Recorded data:

::::::::

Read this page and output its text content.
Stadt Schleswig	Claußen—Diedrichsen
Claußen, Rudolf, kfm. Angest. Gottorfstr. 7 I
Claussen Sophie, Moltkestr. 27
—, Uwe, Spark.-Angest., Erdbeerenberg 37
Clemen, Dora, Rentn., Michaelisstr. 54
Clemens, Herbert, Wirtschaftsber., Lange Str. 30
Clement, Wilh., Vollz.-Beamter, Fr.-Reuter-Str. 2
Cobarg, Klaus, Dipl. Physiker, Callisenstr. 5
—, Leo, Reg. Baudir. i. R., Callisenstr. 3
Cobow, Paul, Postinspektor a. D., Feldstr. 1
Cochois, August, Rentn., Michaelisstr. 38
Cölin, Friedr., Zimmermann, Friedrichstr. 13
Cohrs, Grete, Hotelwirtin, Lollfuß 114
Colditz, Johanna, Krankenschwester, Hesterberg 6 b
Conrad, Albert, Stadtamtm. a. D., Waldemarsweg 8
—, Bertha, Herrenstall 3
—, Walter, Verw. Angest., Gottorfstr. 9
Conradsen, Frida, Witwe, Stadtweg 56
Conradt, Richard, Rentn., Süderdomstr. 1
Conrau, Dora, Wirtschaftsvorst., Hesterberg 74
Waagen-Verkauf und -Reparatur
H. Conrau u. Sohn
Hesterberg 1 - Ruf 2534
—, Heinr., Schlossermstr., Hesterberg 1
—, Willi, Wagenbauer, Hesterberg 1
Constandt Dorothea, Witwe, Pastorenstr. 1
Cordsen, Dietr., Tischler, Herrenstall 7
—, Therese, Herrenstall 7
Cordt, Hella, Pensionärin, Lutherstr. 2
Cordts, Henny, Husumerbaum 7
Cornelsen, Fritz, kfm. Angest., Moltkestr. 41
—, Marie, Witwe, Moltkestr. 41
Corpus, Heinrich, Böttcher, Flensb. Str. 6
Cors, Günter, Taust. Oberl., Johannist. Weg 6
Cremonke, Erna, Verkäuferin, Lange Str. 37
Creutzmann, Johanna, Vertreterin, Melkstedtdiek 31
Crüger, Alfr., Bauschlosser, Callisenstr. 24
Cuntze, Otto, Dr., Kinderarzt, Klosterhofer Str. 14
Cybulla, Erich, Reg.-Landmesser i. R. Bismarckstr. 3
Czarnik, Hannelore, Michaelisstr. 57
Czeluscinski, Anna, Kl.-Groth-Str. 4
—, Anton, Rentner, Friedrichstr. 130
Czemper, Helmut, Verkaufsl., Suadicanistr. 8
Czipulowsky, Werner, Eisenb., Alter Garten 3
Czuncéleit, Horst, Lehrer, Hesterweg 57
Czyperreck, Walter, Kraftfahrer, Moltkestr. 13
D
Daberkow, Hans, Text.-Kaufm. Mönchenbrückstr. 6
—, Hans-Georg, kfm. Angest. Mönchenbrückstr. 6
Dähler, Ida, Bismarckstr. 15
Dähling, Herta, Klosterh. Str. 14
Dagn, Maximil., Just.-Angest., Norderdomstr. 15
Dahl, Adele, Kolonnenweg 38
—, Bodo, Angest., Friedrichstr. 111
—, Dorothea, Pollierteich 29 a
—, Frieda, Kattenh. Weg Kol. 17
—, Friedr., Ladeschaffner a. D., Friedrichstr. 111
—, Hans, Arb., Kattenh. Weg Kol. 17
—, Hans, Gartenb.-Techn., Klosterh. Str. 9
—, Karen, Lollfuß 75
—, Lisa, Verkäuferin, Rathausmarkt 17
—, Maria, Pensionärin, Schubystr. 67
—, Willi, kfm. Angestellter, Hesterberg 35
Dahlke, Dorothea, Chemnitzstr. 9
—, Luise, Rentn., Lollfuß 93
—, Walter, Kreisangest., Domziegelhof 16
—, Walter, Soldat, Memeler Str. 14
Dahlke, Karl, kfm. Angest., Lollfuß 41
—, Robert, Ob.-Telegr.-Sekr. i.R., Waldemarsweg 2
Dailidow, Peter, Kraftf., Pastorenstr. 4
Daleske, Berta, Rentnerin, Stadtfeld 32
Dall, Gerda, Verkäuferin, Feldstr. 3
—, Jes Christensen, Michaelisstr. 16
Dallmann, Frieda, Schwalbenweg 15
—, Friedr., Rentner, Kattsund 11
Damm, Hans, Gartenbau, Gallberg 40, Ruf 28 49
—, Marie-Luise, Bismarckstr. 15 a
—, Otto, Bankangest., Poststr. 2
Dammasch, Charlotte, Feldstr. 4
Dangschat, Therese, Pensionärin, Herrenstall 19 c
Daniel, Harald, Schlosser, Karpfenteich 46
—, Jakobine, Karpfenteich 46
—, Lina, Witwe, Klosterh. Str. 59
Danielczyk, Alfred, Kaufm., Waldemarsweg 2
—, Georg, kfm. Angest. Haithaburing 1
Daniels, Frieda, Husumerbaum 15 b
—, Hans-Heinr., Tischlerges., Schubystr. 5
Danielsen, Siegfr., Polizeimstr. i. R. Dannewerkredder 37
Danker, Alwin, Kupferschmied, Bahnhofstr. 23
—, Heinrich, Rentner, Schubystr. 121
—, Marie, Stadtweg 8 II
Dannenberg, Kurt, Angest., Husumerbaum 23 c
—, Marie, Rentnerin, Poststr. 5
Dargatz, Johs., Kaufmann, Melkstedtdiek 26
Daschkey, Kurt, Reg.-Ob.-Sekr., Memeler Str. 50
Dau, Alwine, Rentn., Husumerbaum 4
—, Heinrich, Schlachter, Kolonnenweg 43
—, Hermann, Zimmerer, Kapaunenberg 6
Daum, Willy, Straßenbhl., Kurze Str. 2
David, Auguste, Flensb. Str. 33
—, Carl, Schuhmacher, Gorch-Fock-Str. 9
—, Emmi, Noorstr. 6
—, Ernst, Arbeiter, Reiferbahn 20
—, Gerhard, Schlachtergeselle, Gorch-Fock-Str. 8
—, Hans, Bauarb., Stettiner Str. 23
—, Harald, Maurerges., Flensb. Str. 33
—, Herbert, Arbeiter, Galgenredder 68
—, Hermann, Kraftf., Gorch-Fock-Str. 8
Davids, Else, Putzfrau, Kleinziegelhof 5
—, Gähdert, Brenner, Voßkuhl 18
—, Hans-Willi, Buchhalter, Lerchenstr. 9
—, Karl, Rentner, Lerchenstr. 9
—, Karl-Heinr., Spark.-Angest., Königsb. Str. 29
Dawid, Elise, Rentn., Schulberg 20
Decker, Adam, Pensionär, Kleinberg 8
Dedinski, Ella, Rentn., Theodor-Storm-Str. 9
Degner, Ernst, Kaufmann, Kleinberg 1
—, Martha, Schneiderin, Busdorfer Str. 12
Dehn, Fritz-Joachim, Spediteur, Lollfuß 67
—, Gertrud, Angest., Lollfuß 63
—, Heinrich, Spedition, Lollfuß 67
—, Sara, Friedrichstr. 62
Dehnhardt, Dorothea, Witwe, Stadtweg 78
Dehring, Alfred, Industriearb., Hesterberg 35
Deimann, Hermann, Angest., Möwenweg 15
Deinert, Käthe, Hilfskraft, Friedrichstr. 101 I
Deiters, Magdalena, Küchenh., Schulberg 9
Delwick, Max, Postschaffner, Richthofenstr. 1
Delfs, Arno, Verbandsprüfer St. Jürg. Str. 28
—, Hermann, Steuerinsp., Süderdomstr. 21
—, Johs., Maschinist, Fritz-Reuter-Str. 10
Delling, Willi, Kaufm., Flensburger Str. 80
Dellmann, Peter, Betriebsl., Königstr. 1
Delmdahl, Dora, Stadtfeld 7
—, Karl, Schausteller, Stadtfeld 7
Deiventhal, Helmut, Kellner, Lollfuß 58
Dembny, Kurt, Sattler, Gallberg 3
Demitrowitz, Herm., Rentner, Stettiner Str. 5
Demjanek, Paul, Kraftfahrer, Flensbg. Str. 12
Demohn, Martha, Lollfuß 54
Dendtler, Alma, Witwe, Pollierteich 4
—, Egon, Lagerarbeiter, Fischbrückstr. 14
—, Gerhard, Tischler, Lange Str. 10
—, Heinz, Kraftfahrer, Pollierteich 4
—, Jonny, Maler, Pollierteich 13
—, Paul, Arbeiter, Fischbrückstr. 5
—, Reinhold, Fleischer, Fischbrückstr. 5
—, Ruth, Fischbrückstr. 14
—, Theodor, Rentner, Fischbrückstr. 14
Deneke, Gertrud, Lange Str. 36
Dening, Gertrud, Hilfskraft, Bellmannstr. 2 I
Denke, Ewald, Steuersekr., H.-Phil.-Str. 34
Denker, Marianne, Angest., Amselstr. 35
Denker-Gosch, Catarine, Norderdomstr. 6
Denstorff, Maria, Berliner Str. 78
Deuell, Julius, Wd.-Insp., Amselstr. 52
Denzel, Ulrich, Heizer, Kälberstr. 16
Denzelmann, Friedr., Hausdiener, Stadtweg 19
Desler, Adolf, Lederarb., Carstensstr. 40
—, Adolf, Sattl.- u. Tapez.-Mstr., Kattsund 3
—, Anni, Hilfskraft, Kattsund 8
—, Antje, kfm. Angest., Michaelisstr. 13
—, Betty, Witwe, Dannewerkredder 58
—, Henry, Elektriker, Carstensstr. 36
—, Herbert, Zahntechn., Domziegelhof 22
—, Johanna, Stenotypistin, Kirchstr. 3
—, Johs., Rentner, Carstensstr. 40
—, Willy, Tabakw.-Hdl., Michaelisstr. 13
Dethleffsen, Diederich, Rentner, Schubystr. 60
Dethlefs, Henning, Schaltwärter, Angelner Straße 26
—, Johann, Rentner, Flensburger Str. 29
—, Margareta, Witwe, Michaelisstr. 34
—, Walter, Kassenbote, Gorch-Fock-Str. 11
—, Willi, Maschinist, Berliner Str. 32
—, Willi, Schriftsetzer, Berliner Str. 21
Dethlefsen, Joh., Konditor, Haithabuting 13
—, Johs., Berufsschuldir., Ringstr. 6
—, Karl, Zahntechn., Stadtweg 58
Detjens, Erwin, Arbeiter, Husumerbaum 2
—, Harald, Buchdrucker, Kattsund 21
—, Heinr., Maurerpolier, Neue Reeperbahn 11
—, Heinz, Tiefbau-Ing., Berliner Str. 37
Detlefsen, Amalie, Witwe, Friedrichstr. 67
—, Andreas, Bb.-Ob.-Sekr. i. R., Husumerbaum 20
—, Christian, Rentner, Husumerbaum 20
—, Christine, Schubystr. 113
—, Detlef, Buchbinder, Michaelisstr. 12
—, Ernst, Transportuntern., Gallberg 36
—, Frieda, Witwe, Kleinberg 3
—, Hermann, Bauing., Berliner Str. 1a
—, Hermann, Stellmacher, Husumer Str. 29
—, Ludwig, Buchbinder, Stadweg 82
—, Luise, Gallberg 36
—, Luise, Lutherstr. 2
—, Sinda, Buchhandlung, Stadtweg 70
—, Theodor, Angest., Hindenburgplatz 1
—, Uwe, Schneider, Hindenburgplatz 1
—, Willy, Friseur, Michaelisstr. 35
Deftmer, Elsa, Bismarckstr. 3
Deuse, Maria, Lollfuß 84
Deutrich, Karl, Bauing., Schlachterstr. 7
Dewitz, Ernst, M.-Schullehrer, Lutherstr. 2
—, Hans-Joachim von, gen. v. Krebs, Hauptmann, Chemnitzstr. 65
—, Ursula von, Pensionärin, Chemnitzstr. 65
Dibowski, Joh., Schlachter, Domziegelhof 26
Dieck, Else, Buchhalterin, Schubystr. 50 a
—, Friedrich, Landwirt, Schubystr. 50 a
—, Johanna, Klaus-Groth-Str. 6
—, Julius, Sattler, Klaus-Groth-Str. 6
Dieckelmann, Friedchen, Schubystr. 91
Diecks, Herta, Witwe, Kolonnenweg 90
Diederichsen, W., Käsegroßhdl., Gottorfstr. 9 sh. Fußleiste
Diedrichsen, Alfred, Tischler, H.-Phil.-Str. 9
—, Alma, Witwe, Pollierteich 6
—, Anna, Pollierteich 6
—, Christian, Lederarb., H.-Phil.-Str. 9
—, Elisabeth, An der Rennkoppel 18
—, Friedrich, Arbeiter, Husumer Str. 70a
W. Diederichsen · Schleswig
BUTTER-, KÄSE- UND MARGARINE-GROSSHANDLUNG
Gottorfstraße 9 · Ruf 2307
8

::::::::

SHORT TASK: Show each line of the listing that holds the string "Mönchenbrückstr".

EXERCISE OUTPUT:
Daberkow, Hans, Text.-Kaufm. Mönchenbrückstr. 6
—, Hans-Georg, kfm. Angest. Mönchenbrückstr. 6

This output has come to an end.